### DIRECTIONS
What you return should be only the lines starting at the one that contains "Serialize everything readable" and running to the end of the listing, exactly as written, minus any pictures.

Segment Open

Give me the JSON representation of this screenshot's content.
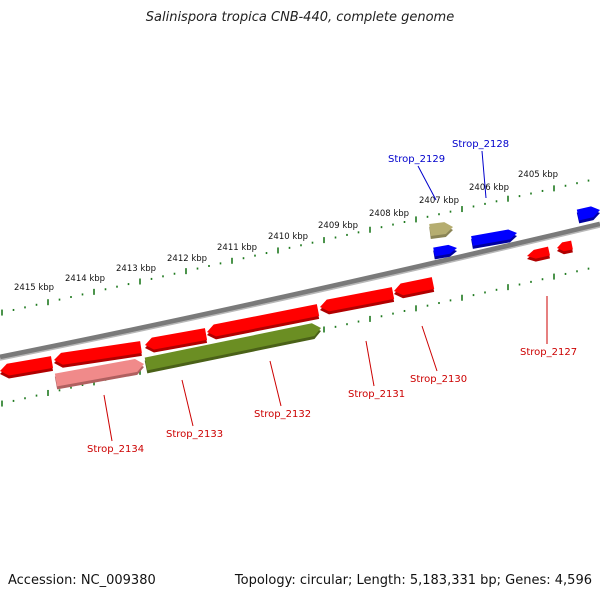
{
  "title": "Salinispora tropica CNB-440, complete genome",
  "footer": {
    "accession": "Accession: NC_009380",
    "summary": "Topology: circular; Length: 5,183,331 bp; Genes: 4,596"
  },
  "colors": {
    "backbone": "#7a7a7a",
    "tick": "#1f7a1f",
    "gene_red": "#ff0000",
    "gene_red_dark": "#b00000",
    "gene_blue": "#0000ff",
    "gene_blue_dark": "#0000a0",
    "gene_olive": "#6b8e23",
    "gene_olive_dark": "#4a6118",
    "gene_khaki": "#b5ad70",
    "gene_pink": "#f08a8a",
    "label_red": "#cc0000",
    "label_blue": "#0000cc"
  },
  "scale_labels": [
    "2405 kbp",
    "2406 kbp",
    "2407 kbp",
    "2408 kbp",
    "2409 kbp",
    "2410 kbp",
    "2411 kbp",
    "2412 kbp",
    "2413 kbp",
    "2414 kbp",
    "2415 kbp"
  ],
  "gene_labels": [
    {
      "name": "Strop_2127",
      "color": "label_red"
    },
    {
      "name": "Strop_2128",
      "color": "label_blue"
    },
    {
      "name": "Strop_2129",
      "color": "label_blue"
    },
    {
      "name": "Strop_2130",
      "color": "label_red"
    },
    {
      "name": "Strop_2131",
      "color": "label_red"
    },
    {
      "name": "Strop_2132",
      "color": "label_red"
    },
    {
      "name": "Strop_2133",
      "color": "label_red"
    },
    {
      "name": "Strop_2134",
      "color": "label_red"
    }
  ]
}
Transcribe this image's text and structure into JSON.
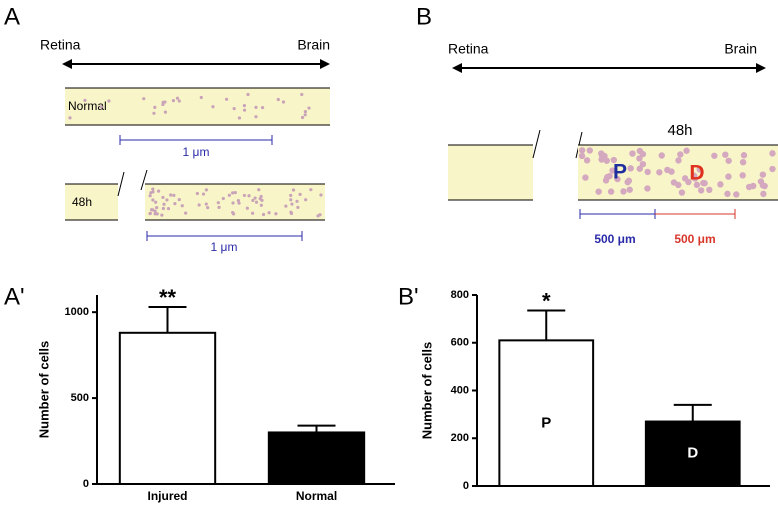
{
  "diagram_a": {
    "panel_label": "A",
    "left": "Retina",
    "right": "Brain",
    "normal_label": "Normal",
    "normal_scale": "1 μm",
    "injured_label": "48h",
    "injured_scale": "1 μm"
  },
  "diagram_b": {
    "panel_label": "B",
    "left": "Retina",
    "right": "Brain",
    "injured_label": "48h",
    "proximal": "P",
    "distal": "D",
    "proximal_scale": "500 μm",
    "distal_scale": "500 μm"
  },
  "chart_data": [
    {
      "type": "bar",
      "panel_label": "A'",
      "ylabel": "Number of cells",
      "categories": [
        "Injured",
        "Normal"
      ],
      "values": [
        880,
        300
      ],
      "errors": [
        150,
        40
      ],
      "colors": [
        "#ffffff",
        "#000000"
      ],
      "significance": "**",
      "ylim": [
        0,
        1100
      ],
      "yticks": [
        0,
        500,
        1000
      ]
    },
    {
      "type": "bar",
      "panel_label": "B'",
      "ylabel": "Number of cells",
      "categories": [
        "P",
        "D"
      ],
      "values": [
        610,
        270
      ],
      "errors": [
        125,
        70
      ],
      "colors": [
        "#ffffff",
        "#000000"
      ],
      "significance": "*",
      "ylim": [
        0,
        800
      ],
      "yticks": [
        0,
        200,
        400,
        600,
        800
      ]
    }
  ]
}
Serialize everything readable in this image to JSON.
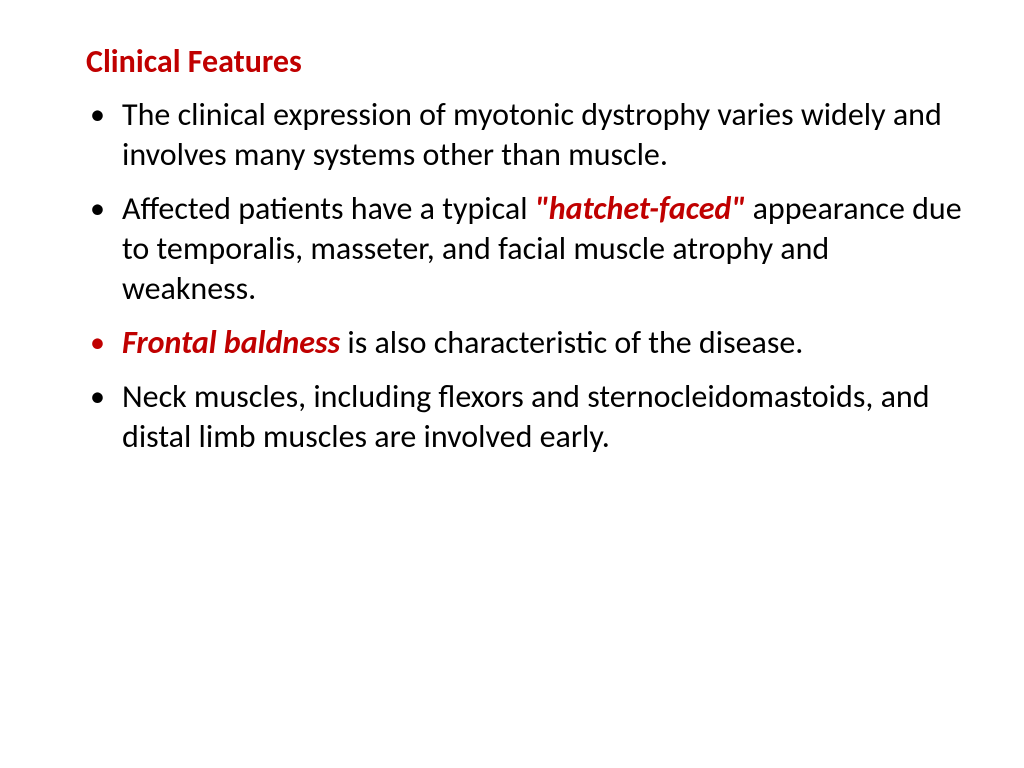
{
  "heading": "Clinical Features",
  "bullets": [
    {
      "pre": "The clinical expression of myotonic dystrophy varies widely and involves many systems other than muscle.",
      "emph": "",
      "post": ""
    },
    {
      "pre": "Affected patients have a typical ",
      "emph": "\"hatchet-faced\"",
      "post": " appearance due to temporalis, masseter, and facial muscle atrophy and weakness."
    },
    {
      "pre": "",
      "emph": "Frontal baldness",
      "post": " is also characteristic of the disease."
    },
    {
      "pre": "Neck muscles, including flexors and sternocleidomastoids, and distal limb muscles are involved early.",
      "emph": "",
      "post": ""
    }
  ],
  "colors": {
    "accent": "#c00000",
    "text": "#000000",
    "background": "#ffffff"
  },
  "typography": {
    "heading_fontsize": 32,
    "heading_weight": 700,
    "body_fontsize": 32,
    "line_height": 1.25,
    "font_family": "Calibri, Segoe UI, Arial, sans-serif"
  }
}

Segment Closed

### WRITTEN RESPONSE
Serialize everything readable in this image to JSON.
{
  "heading": "Clinical Features",
  "bullets": [
    {
      "pre": "The clinical expression of myotonic dystrophy varies widely and involves many systems other than muscle.",
      "emph": "",
      "post": ""
    },
    {
      "pre": "Affected patients have a typical ",
      "emph": "\"hatchet-faced\"",
      "post": " appearance due to temporalis, masseter, and facial muscle atrophy and weakness."
    },
    {
      "pre": "",
      "emph": "Frontal baldness",
      "post": " is also characteristic of the disease."
    },
    {
      "pre": "Neck muscles, including flexors and sternocleidomastoids, and distal limb muscles are involved early.",
      "emph": "",
      "post": ""
    }
  ],
  "colors": {
    "accent": "#c00000",
    "text": "#000000",
    "background": "#ffffff"
  },
  "typography": {
    "heading_fontsize": 32,
    "heading_weight": 700,
    "body_fontsize": 32,
    "line_height": 1.25,
    "font_family": "Calibri, Segoe UI, Arial, sans-serif"
  }
}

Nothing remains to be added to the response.